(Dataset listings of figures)

—————

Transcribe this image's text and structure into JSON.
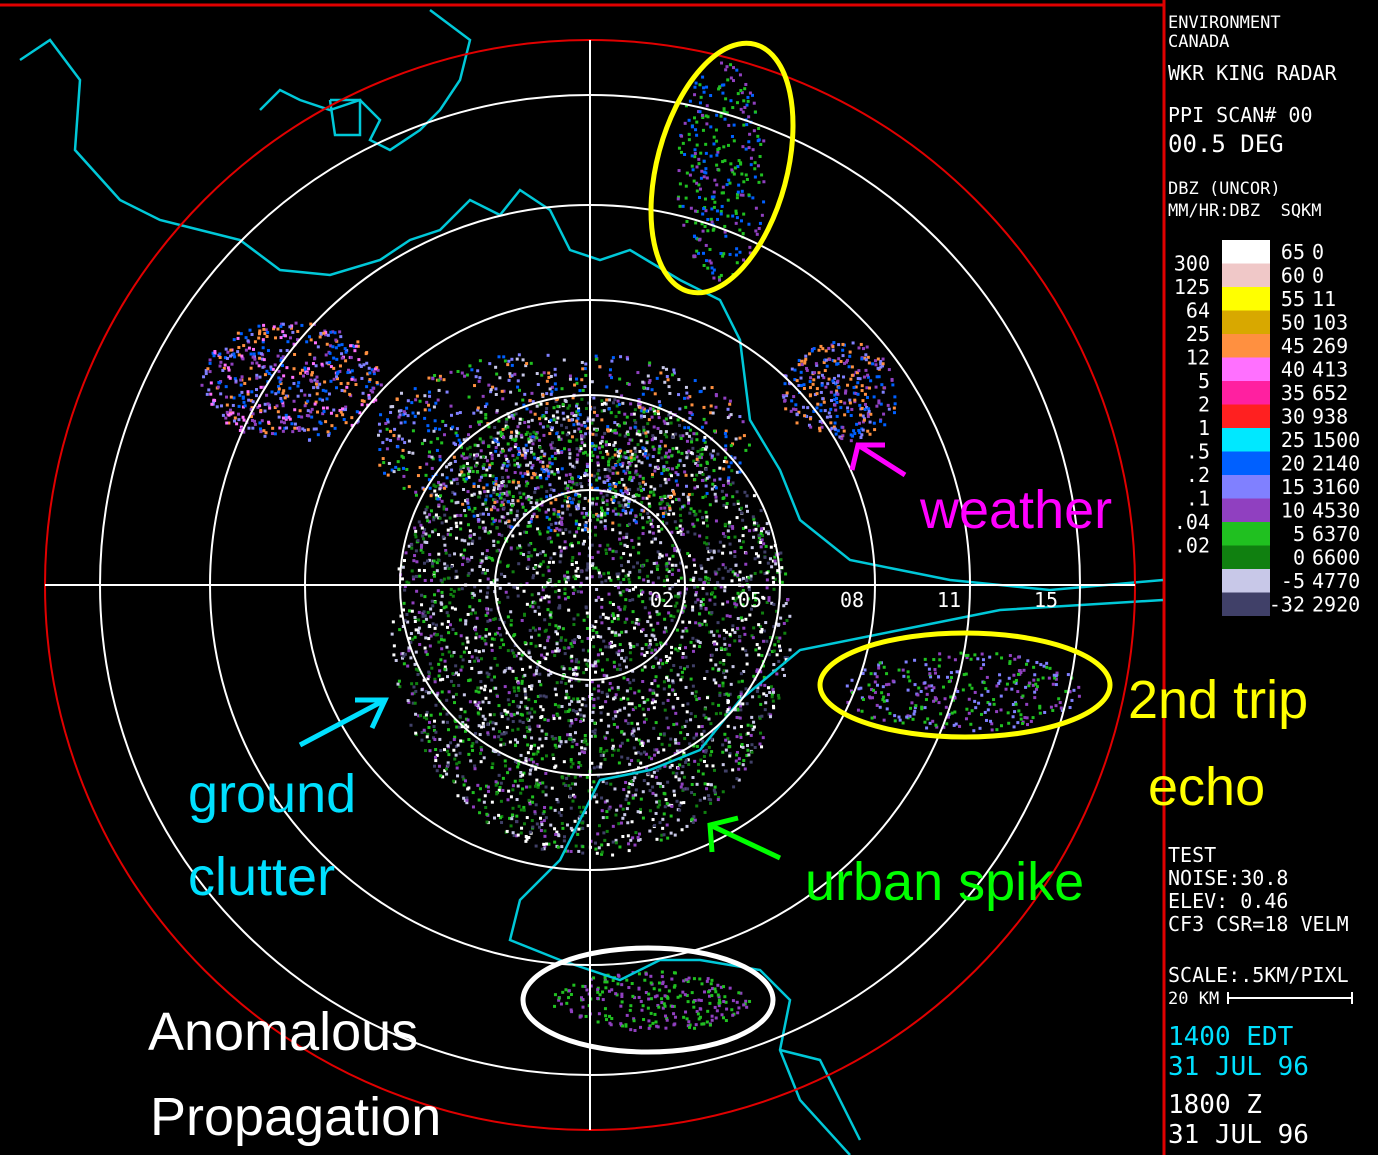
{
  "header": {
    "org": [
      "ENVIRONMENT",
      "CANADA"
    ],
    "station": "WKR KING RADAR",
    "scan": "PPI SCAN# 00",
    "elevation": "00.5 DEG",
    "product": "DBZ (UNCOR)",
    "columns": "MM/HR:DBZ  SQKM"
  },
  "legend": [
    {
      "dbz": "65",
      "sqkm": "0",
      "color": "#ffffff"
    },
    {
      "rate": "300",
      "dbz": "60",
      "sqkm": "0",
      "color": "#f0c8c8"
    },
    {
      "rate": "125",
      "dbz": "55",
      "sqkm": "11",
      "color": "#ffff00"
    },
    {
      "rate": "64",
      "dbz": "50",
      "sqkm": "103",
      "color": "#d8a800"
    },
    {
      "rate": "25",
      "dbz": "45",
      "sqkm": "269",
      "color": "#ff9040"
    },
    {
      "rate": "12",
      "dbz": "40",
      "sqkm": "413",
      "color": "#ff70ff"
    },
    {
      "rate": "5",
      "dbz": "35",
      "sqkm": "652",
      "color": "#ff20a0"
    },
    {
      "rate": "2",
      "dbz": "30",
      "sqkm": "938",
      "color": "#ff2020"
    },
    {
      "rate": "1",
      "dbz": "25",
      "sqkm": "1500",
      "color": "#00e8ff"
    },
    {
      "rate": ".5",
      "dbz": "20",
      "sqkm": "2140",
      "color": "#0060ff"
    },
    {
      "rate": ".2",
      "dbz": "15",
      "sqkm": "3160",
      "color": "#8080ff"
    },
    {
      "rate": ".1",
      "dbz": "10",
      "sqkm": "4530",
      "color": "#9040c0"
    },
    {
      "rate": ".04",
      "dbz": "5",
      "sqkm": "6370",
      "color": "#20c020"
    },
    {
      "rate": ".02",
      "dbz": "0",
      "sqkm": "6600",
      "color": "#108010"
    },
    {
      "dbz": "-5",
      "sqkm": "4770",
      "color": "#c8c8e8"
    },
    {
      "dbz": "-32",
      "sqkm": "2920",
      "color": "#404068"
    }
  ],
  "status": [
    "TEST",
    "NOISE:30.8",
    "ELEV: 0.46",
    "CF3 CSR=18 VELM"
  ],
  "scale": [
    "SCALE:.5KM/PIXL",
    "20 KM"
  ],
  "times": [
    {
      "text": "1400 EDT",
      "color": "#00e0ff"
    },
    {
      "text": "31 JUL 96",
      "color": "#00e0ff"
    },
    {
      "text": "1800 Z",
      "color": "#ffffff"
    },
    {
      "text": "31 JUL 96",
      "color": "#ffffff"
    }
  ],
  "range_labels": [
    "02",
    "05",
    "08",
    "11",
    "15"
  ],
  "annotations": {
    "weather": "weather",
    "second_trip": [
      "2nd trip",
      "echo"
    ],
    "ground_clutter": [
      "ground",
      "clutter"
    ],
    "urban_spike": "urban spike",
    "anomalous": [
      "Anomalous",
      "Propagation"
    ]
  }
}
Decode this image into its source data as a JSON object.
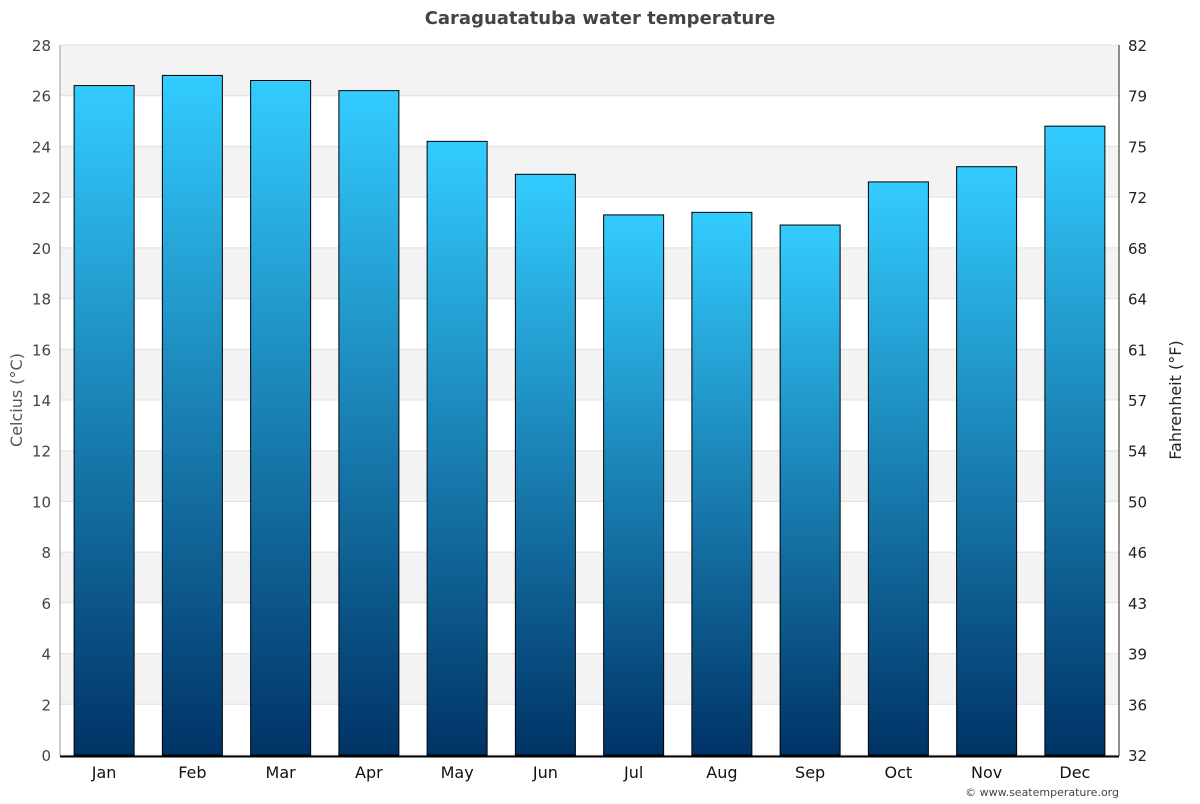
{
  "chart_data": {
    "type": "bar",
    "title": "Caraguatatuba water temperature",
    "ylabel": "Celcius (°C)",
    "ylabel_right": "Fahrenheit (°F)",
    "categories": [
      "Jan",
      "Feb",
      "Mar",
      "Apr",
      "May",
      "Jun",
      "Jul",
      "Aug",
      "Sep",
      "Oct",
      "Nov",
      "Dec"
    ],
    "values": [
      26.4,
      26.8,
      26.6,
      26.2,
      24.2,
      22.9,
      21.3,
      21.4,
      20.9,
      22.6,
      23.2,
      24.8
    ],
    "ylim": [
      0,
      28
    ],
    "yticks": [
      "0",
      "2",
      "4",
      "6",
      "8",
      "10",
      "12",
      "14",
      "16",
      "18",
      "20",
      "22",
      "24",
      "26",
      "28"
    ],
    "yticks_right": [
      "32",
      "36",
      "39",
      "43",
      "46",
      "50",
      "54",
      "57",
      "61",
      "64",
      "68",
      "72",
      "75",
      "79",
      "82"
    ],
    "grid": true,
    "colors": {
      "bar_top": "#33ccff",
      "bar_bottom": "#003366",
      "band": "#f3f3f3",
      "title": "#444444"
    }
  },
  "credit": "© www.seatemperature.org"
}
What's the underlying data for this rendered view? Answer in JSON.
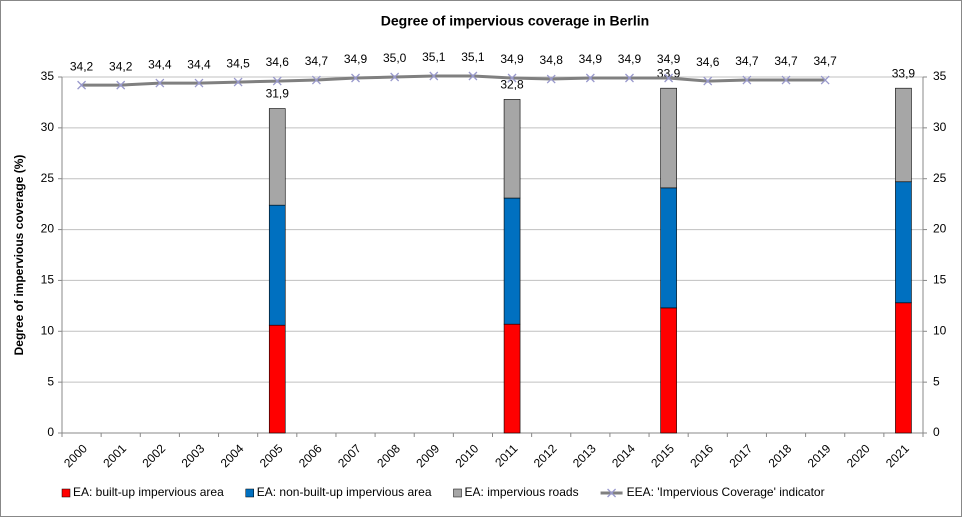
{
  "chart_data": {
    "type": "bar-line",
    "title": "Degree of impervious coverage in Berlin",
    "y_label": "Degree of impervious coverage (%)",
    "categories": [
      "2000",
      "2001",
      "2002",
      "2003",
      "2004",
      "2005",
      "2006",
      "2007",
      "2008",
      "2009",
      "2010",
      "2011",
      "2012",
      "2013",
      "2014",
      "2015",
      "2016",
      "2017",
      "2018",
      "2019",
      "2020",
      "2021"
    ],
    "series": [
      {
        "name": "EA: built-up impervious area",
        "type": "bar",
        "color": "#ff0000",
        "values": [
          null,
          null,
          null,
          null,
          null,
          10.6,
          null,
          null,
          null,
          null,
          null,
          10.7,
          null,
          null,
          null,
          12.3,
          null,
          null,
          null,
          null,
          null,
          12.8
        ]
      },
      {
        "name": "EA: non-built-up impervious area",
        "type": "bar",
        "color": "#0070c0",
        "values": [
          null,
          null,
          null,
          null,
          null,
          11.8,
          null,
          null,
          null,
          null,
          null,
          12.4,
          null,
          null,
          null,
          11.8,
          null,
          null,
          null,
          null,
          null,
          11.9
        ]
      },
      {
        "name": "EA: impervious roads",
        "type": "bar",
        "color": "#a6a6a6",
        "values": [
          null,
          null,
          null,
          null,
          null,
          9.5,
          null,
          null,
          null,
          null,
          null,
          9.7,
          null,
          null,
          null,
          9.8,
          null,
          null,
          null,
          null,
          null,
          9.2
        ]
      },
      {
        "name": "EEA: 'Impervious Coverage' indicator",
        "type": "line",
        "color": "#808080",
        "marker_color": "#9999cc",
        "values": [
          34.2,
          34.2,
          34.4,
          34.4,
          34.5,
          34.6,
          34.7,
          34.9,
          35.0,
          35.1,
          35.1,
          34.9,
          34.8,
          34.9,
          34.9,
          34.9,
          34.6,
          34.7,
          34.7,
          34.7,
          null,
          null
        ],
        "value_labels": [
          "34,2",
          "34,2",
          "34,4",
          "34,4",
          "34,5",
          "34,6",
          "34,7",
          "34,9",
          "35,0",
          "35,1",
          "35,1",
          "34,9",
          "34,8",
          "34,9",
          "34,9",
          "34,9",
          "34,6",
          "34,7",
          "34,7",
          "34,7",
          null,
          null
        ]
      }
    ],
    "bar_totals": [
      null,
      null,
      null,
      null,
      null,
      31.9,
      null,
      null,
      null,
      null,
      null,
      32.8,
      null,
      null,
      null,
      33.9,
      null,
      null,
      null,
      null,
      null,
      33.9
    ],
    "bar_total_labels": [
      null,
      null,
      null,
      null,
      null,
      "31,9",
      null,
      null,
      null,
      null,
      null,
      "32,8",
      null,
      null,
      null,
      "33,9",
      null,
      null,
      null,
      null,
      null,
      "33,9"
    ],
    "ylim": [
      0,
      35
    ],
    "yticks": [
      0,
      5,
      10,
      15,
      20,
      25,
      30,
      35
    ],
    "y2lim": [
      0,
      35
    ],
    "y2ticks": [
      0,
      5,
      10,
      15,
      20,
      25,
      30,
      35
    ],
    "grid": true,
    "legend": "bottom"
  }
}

—————

Pictures in the records above are not copied; print everything else exactly.

■ **TASK OUTPUT**
Transcribe this image's text and structure into JSON.
{
  "header": {
    "org": [
      "ENVIRONMENT",
      "CANADA"
    ],
    "station": "WKR KING RADAR",
    "scan": "PPI SCAN# 00",
    "elevation": "00.5 DEG",
    "product": "DBZ (UNCOR)",
    "columns": "MM/HR:DBZ  SQKM"
  },
  "legend": [
    {
      "dbz": "65",
      "sqkm": "0",
      "color": "#ffffff"
    },
    {
      "rate": "300",
      "dbz": "60",
      "sqkm": "0",
      "color": "#f0c8c8"
    },
    {
      "rate": "125",
      "dbz": "55",
      "sqkm": "11",
      "color": "#ffff00"
    },
    {
      "rate": "64",
      "dbz": "50",
      "sqkm": "103",
      "color": "#d8a800"
    },
    {
      "rate": "25",
      "dbz": "45",
      "sqkm": "269",
      "color": "#ff9040"
    },
    {
      "rate": "12",
      "dbz": "40",
      "sqkm": "413",
      "color": "#ff70ff"
    },
    {
      "rate": "5",
      "dbz": "35",
      "sqkm": "652",
      "color": "#ff20a0"
    },
    {
      "rate": "2",
      "dbz": "30",
      "sqkm": "938",
      "color": "#ff2020"
    },
    {
      "rate": "1",
      "dbz": "25",
      "sqkm": "1500",
      "color": "#00e8ff"
    },
    {
      "rate": ".5",
      "dbz": "20",
      "sqkm": "2140",
      "color": "#0060ff"
    },
    {
      "rate": ".2",
      "dbz": "15",
      "sqkm": "3160",
      "color": "#8080ff"
    },
    {
      "rate": ".1",
      "dbz": "10",
      "sqkm": "4530",
      "color": "#9040c0"
    },
    {
      "rate": ".04",
      "dbz": "5",
      "sqkm": "6370",
      "color": "#20c020"
    },
    {
      "rate": ".02",
      "dbz": "0",
      "sqkm": "6600",
      "color": "#108010"
    },
    {
      "dbz": "-5",
      "sqkm": "4770",
      "color": "#c8c8e8"
    },
    {
      "dbz": "-32",
      "sqkm": "2920",
      "color": "#404068"
    }
  ],
  "status": [
    "TEST",
    "NOISE:30.8",
    "ELEV: 0.46",
    "CF3 CSR=18 VELM"
  ],
  "scale": [
    "SCALE:.5KM/PIXL",
    "20 KM"
  ],
  "times": [
    {
      "text": "1400 EDT",
      "color": "#00e0ff"
    },
    {
      "text": "31 JUL 96",
      "color": "#00e0ff"
    },
    {
      "text": "1800 Z",
      "color": "#ffffff"
    },
    {
      "text": "31 JUL 96",
      "color": "#ffffff"
    }
  ],
  "range_labels": [
    "02",
    "05",
    "08",
    "11",
    "15"
  ],
  "annotations": {
    "weather": "weather",
    "second_trip": [
      "2nd trip",
      "echo"
    ],
    "ground_clutter": [
      "ground",
      "clutter"
    ],
    "urban_spike": "urban spike",
    "anomalous": [
      "Anomalous",
      "Propagation"
    ]
  }
}
Decode this image into its source data as a JSON object.
{
  "chart_data": {
    "type": "bar",
    "title": "Caraguatatuba water temperature",
    "ylabel": "Celcius (°C)",
    "ylabel_right": "Fahrenheit (°F)",
    "categories": [
      "Jan",
      "Feb",
      "Mar",
      "Apr",
      "May",
      "Jun",
      "Jul",
      "Aug",
      "Sep",
      "Oct",
      "Nov",
      "Dec"
    ],
    "values": [
      26.4,
      26.8,
      26.6,
      26.2,
      24.2,
      22.9,
      21.3,
      21.4,
      20.9,
      22.6,
      23.2,
      24.8
    ],
    "ylim": [
      0,
      28
    ],
    "yticks": [
      "0",
      "2",
      "4",
      "6",
      "8",
      "10",
      "12",
      "14",
      "16",
      "18",
      "20",
      "22",
      "24",
      "26",
      "28"
    ],
    "yticks_right": [
      "32",
      "36",
      "39",
      "43",
      "46",
      "50",
      "54",
      "57",
      "61",
      "64",
      "68",
      "72",
      "75",
      "79",
      "82"
    ],
    "grid": true,
    "colors": {
      "bar_top": "#33ccff",
      "bar_bottom": "#003366",
      "band": "#f3f3f3",
      "title": "#444444"
    }
  },
  "credit": "© www.seatemperature.org"
}
What's the underlying data for this rendered view? Answer in JSON.
{
  "chart_data": {
    "type": "bar-line",
    "title": "Degree of impervious coverage in Berlin",
    "y_label": "Degree of impervious coverage (%)",
    "categories": [
      "2000",
      "2001",
      "2002",
      "2003",
      "2004",
      "2005",
      "2006",
      "2007",
      "2008",
      "2009",
      "2010",
      "2011",
      "2012",
      "2013",
      "2014",
      "2015",
      "2016",
      "2017",
      "2018",
      "2019",
      "2020",
      "2021"
    ],
    "series": [
      {
        "name": "EA: built-up impervious area",
        "type": "bar",
        "color": "#ff0000",
        "values": [
          null,
          null,
          null,
          null,
          null,
          10.6,
          null,
          null,
          null,
          null,
          null,
          10.7,
          null,
          null,
          null,
          12.3,
          null,
          null,
          null,
          null,
          null,
          12.8
        ]
      },
      {
        "name": "EA: non-built-up impervious area",
        "type": "bar",
        "color": "#0070c0",
        "values": [
          null,
          null,
          null,
          null,
          null,
          11.8,
          null,
          null,
          null,
          null,
          null,
          12.4,
          null,
          null,
          null,
          11.8,
          null,
          null,
          null,
          null,
          null,
          11.9
        ]
      },
      {
        "name": "EA: impervious roads",
        "type": "bar",
        "color": "#a6a6a6",
        "values": [
          null,
          null,
          null,
          null,
          null,
          9.5,
          null,
          null,
          null,
          null,
          null,
          9.7,
          null,
          null,
          null,
          9.8,
          null,
          null,
          null,
          null,
          null,
          9.2
        ]
      },
      {
        "name": "EEA: 'Impervious Coverage' indicator",
        "type": "line",
        "color": "#808080",
        "marker_color": "#9999cc",
        "values": [
          34.2,
          34.2,
          34.4,
          34.4,
          34.5,
          34.6,
          34.7,
          34.9,
          35.0,
          35.1,
          35.1,
          34.9,
          34.8,
          34.9,
          34.9,
          34.9,
          34.6,
          34.7,
          34.7,
          34.7,
          null,
          null
        ],
        "value_labels": [
          "34,2",
          "34,2",
          "34,4",
          "34,4",
          "34,5",
          "34,6",
          "34,7",
          "34,9",
          "35,0",
          "35,1",
          "35,1",
          "34,9",
          "34,8",
          "34,9",
          "34,9",
          "34,9",
          "34,6",
          "34,7",
          "34,7",
          "34,7",
          null,
          null
        ]
      }
    ],
    "bar_totals": [
      null,
      null,
      null,
      null,
      null,
      31.9,
      null,
      null,
      null,
      null,
      null,
      32.8,
      null,
      null,
      null,
      33.9,
      null,
      null,
      null,
      null,
      null,
      33.9
    ],
    "bar_total_labels": [
      null,
      null,
      null,
      null,
      null,
      "31,9",
      null,
      null,
      null,
      null,
      null,
      "32,8",
      null,
      null,
      null,
      "33,9",
      null,
      null,
      null,
      null,
      null,
      "33,9"
    ],
    "ylim": [
      0,
      35
    ],
    "yticks": [
      0,
      5,
      10,
      15,
      20,
      25,
      30,
      35
    ],
    "y2lim": [
      0,
      35
    ],
    "y2ticks": [
      0,
      5,
      10,
      15,
      20,
      25,
      30,
      35
    ],
    "grid": true,
    "legend": "bottom"
  }
}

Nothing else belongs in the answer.